Written instruction:
Filter the entries that follow, copying every line in which the word "JSON" appears.

Extracted records:
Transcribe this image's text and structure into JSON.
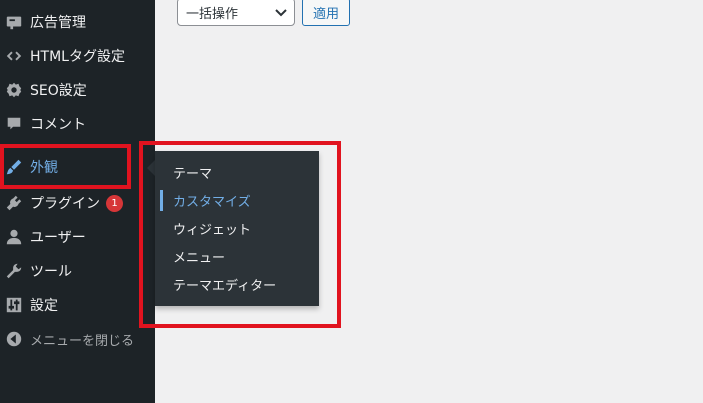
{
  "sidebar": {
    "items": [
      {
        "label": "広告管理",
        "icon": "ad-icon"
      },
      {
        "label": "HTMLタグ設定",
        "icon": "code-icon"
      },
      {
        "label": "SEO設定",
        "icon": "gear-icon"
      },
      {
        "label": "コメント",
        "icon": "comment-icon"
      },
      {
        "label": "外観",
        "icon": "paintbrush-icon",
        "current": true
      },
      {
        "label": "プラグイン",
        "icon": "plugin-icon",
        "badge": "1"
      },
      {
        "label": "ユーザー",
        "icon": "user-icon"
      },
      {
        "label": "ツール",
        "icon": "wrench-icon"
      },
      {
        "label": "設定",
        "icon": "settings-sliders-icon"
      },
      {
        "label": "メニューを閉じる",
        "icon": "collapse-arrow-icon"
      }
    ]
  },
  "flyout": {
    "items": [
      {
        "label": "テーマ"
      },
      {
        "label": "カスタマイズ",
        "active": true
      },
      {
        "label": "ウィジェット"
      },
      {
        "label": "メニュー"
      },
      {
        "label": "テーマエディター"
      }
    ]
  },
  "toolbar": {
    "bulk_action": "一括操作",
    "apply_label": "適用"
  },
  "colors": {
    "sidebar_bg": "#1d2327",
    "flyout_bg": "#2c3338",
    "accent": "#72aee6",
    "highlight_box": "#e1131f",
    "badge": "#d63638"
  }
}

---

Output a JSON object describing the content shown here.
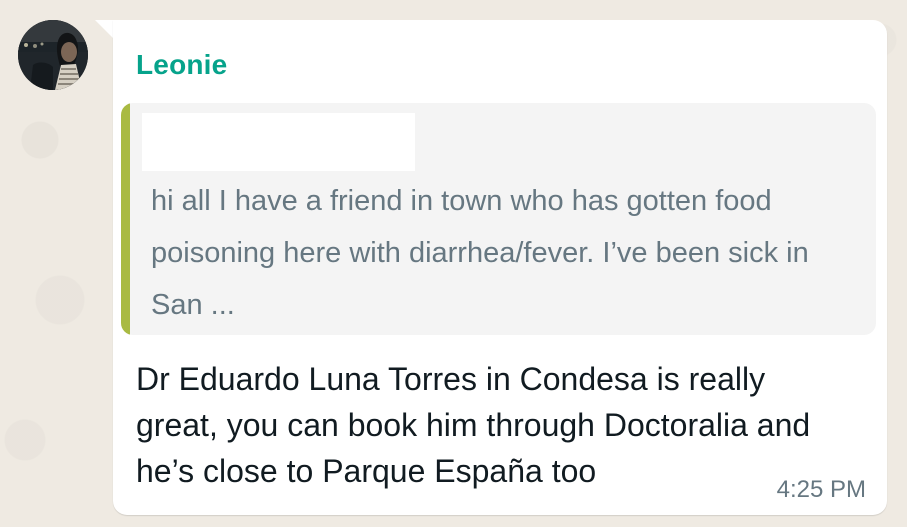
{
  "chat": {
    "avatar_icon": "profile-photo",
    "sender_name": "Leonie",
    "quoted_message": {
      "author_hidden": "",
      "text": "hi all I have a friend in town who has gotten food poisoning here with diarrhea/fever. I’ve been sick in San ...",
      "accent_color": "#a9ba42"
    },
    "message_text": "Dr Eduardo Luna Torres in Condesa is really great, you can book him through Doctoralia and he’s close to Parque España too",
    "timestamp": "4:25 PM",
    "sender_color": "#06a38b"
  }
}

Exercise output:
Transcribe this image's text and structure into JSON.
Output a JSON object describing the content shown here.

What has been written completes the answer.